* **WHAT TO WORK ON**:
a – Answer these three questions from the Elasticsearch mailing-list thread:
(i) When does an indexing operation get its OK?
(ii) Which API is used to disable flush before a backup?
(iii) What does MongoDB offer, according to the thread?
b – Please list every data store or search technology, other than Elasticsearch, that the Elasticsearch mailing-list thread names.
c – Output the portion of the Elasticsearch mailing-list thread starting at "1. How to perform" and ending at "enable flush again.".

───── EXCERPTED PASSAGE

When your scenario fits to it you can make it working in a reliable way,
no doubt here, but if you have special constraints on performance or number
of documents I would think about what is actually information you want to
search on and what to just store, it might be more effective to separate
it. Stores are good for storing, search solutions for searching :wink:

Yes, i keep hearing that. However i am going to use ES for searching, and
if could use it for k/v as well, that would greatly simplified my
environment - unless of course ES is completely unsuitable for this
purpose, or there is something
better. For now i'd choose it over mongo for easier maintenance, and over
riak for reach set of operations. I'll run benchmarks to be sure it does
what i need, but it seems to meet my requirements.

--

Hello,

On Wed, Dec 5, 2012 at 3:00 PM, Maciej Dziardziel fiedzia@gmail.com wrote:

On Wednesday, December 5, 2012 12:28:25 PM UTC, Radu Gheorghe wrote:

Hello,

Initially it looks really interesting - i like easy way of adding nodes,
thrift, realtime kv api and other features, however there are few topics
where documentation is not clear for me,
so i have few questions:

  1. What happens when a new document is indexed? Can i be sure that it
    will be stored on the disk even if a node would go down a millisecond later?

Yes. You'll get an OK for your indexing operation once it has been stored
in your transaction log, which is flushed to your index at times (according
to your settings):
http://www.elasticsearch.org/guide/reference/index-modules/
translog.htmlhttp://www.elasticsearch.org/guide/reference/index-modules/translog.html

That's clear now - thanks.

  1. How to perform a backup and restore of whole index?

You need to disable flush using the Indices Update Settings API:
http://www.elasticsearch.org/guide/reference/api/admin-
indices-update-settings.htmlhttp://www.elasticsearch.org/guide/reference/api/admin-indices-update-settings.html

Then copy what's in your data directory, then enable flush again.

But this only copy data from single node. My intention is to split it
between several nodes. Is there any other way,
or do i need to backup all nodes separately?

You can either backup all your nodes separately, or you can do a scroll[0]
through large portions of your data (maybe complete indices) and get the
source stored or indexed somewhere else as well, so you can reindex it back
if you need to.

Backing up your data directory will back up your whole index (data +
index), as opposed to only your initial data.

[0] http://www.elasticsearch.org/guide/reference/api/search/scroll.html

Best regards,
Radu

http://sematext.com/ -- ElasticSearch -- Solr -- Lucene

--

I'm not familiar with your key/value data structure, there is so much that
depends on the data. But here are some general remarks.

If you only store data and never index and never search with queries, you
don't really use Elasticsearch to its full extent.

Elasticsearch is built upon Lucene, which is an inverted index, not a
key/value store. Right now, each document will get indexed / stored again
if just a single field value in a document changes, and a single value
change triggers a write to the whole Lucene index files. This is a large
I/O overhead compared to writes into a key/value store. With Lucene 4,
Elasticsearch will be able to offer DocValues, which will improve the
situation a lot. Note, MongoDB offers update-in-place, at the downside it
comes with massive space overhead.

──────────
───── RECORDS SUPPLIED

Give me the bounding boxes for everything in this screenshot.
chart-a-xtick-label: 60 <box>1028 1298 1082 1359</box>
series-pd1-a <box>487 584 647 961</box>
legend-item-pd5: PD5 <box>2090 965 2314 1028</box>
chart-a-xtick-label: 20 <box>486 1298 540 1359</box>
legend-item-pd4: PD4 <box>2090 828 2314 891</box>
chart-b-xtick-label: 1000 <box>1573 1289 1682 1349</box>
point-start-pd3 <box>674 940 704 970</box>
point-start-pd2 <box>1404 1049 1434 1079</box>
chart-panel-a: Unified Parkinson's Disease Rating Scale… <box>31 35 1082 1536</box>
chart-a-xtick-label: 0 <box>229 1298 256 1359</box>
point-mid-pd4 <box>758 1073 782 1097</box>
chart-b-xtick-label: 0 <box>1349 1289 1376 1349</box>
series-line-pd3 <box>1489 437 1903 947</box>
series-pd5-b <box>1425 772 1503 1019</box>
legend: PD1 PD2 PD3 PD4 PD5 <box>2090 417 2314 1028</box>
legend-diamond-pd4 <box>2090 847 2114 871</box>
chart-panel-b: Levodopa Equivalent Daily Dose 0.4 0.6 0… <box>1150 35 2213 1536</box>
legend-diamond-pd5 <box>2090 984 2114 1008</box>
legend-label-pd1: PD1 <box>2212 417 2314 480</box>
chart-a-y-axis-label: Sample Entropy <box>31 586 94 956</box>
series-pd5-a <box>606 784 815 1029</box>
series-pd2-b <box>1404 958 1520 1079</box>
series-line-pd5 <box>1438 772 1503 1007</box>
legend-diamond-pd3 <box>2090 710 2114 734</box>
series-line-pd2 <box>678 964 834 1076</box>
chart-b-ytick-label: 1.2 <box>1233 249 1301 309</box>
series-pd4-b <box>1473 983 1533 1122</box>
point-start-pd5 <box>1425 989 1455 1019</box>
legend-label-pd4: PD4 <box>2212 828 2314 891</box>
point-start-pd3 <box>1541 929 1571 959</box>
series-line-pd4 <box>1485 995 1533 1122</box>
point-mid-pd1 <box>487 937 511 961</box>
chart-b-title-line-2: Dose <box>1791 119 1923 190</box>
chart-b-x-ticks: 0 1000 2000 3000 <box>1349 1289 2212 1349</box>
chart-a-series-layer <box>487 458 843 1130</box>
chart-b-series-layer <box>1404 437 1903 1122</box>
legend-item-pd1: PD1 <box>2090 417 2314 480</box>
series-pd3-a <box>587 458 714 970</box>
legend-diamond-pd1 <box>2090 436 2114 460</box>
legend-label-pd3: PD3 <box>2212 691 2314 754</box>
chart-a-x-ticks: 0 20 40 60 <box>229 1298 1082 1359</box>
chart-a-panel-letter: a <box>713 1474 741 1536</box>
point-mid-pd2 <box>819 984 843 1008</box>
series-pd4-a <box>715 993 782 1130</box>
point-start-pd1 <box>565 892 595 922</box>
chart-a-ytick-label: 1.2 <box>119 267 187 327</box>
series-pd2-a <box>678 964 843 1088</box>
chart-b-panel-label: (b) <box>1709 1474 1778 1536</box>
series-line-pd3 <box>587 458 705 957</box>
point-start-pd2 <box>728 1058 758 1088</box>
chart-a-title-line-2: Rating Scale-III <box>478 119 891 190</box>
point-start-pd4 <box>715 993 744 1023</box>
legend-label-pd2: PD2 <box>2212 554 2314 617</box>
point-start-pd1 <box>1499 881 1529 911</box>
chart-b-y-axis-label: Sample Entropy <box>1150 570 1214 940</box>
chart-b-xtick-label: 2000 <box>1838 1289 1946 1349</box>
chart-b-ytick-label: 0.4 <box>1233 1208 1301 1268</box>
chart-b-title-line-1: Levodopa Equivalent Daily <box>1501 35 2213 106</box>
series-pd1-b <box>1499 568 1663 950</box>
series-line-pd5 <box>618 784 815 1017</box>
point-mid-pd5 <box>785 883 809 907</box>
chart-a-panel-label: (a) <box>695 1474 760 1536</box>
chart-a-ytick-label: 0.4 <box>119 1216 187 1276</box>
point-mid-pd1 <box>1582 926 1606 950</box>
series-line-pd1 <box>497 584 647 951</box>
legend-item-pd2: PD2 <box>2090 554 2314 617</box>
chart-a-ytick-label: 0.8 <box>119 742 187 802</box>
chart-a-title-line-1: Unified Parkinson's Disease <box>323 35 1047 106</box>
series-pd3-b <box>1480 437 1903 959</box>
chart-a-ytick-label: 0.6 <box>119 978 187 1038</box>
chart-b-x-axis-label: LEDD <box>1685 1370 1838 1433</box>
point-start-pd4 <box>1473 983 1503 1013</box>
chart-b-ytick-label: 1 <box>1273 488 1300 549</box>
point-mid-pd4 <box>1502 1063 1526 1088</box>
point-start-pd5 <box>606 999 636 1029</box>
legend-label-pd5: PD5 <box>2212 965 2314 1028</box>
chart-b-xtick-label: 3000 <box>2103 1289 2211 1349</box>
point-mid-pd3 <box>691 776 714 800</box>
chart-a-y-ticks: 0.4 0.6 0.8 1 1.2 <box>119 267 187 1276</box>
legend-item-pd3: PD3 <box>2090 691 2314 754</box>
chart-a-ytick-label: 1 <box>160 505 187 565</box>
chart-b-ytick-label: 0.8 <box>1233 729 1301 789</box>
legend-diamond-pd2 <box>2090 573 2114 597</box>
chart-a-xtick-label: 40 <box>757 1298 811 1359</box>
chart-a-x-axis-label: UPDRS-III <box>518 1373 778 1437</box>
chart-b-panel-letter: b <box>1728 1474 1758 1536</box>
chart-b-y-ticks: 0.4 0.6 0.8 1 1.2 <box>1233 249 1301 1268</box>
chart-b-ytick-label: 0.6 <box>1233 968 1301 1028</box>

──────────

* **RESPONSES IN ORDER**:
a –
(i) Once it has been stored in the transaction log.
(ii) The Indices Update Settings API.
(iii) Update-in-place, which comes with massive space overhead.

b –
MongoDB (also called mongo)
Riak
Solr
Lucene

c –
1. How to perform a backup and restore of whole index?

You need to disable flush using the Indices Update Settings API:
http://www.elasticsearch.org/guide/reference/api/admin-
indices-update-settings.htmlhttp://www.elasticsearch.org/guide/reference/api/admin-indices-update-settings.html

Then copy what's in your data directory, then enable flush again.